## start INFORMATION SUPPLIED

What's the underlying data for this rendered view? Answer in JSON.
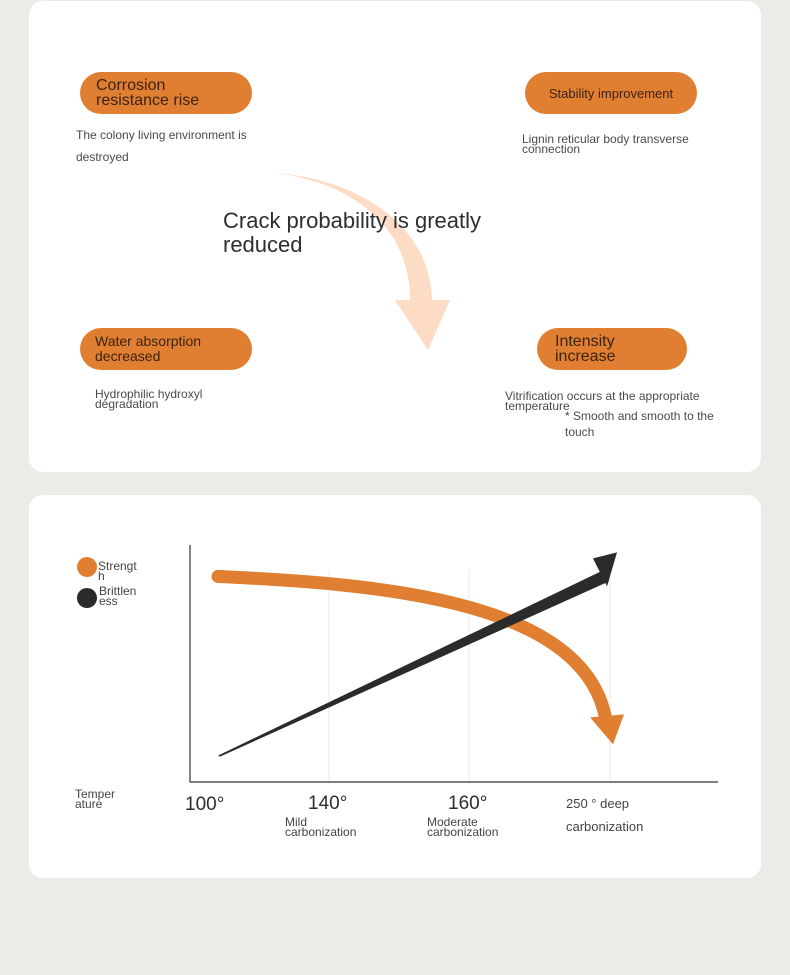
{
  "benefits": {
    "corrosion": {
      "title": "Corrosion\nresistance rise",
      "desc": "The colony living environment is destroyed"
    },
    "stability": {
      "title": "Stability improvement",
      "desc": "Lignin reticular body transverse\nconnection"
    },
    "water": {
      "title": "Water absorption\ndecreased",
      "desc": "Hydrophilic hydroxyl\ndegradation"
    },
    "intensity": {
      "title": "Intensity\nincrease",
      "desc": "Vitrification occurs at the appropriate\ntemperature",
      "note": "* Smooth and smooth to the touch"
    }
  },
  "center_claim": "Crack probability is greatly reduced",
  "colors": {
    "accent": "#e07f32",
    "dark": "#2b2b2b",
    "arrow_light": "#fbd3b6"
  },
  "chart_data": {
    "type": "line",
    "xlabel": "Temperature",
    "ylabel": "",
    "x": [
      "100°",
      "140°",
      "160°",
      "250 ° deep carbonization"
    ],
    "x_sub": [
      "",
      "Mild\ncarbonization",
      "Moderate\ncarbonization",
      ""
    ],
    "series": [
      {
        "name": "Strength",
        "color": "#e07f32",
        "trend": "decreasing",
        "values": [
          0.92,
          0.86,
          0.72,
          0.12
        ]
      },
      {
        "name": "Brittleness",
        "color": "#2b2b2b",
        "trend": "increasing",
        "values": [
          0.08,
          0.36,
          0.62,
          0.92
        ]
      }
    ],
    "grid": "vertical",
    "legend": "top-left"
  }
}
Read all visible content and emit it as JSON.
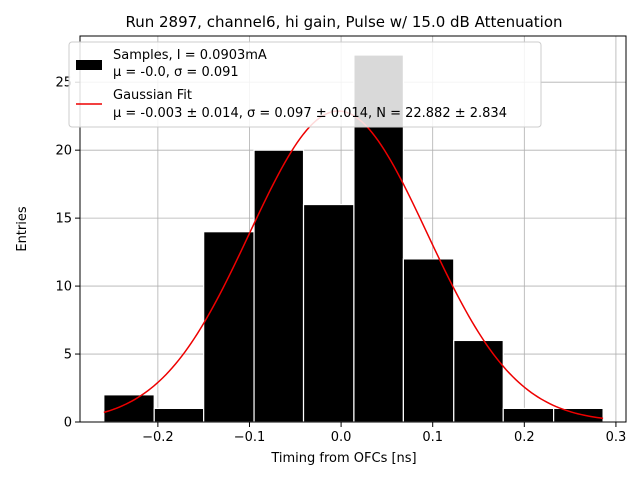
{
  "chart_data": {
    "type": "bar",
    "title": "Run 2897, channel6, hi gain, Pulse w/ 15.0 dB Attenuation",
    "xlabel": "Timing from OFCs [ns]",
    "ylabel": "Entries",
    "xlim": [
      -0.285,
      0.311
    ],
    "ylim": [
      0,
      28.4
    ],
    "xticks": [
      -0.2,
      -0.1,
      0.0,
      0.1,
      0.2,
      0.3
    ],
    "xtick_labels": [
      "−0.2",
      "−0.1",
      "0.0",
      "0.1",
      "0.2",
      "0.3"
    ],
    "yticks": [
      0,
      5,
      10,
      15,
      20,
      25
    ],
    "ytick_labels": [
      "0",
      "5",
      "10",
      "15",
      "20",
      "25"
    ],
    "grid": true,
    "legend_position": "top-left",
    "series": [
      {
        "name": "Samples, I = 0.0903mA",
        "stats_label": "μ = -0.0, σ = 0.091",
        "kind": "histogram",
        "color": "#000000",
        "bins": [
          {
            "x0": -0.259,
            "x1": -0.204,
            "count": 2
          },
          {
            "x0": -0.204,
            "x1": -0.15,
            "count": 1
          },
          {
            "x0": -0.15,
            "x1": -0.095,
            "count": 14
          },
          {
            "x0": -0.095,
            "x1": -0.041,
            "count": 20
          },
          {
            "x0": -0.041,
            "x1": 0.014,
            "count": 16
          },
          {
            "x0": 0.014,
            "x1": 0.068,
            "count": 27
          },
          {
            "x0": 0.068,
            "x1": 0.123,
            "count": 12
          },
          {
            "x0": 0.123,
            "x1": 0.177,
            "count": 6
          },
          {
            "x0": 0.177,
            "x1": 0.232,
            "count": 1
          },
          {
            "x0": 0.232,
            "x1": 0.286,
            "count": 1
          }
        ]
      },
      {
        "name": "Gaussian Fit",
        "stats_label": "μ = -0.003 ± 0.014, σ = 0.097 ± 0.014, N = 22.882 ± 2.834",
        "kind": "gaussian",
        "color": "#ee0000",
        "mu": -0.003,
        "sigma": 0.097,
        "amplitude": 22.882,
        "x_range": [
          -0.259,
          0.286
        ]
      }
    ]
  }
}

## end INFORMATION SUPPLIED

TASK PROMPT.
Search the preceding listing for "title" and extract every line where it is found.

SOLUTION FOR THIS TASK.
      "title": "Corrosion\nresistance rise",
      "title": "Stability improvement",
      "title": "Water absorption\ndecreased",
      "title": "Intensity\nincrease",
    "title": "Run 2897, channel6, hi gain, Pulse w/ 15.0 dB Attenuation",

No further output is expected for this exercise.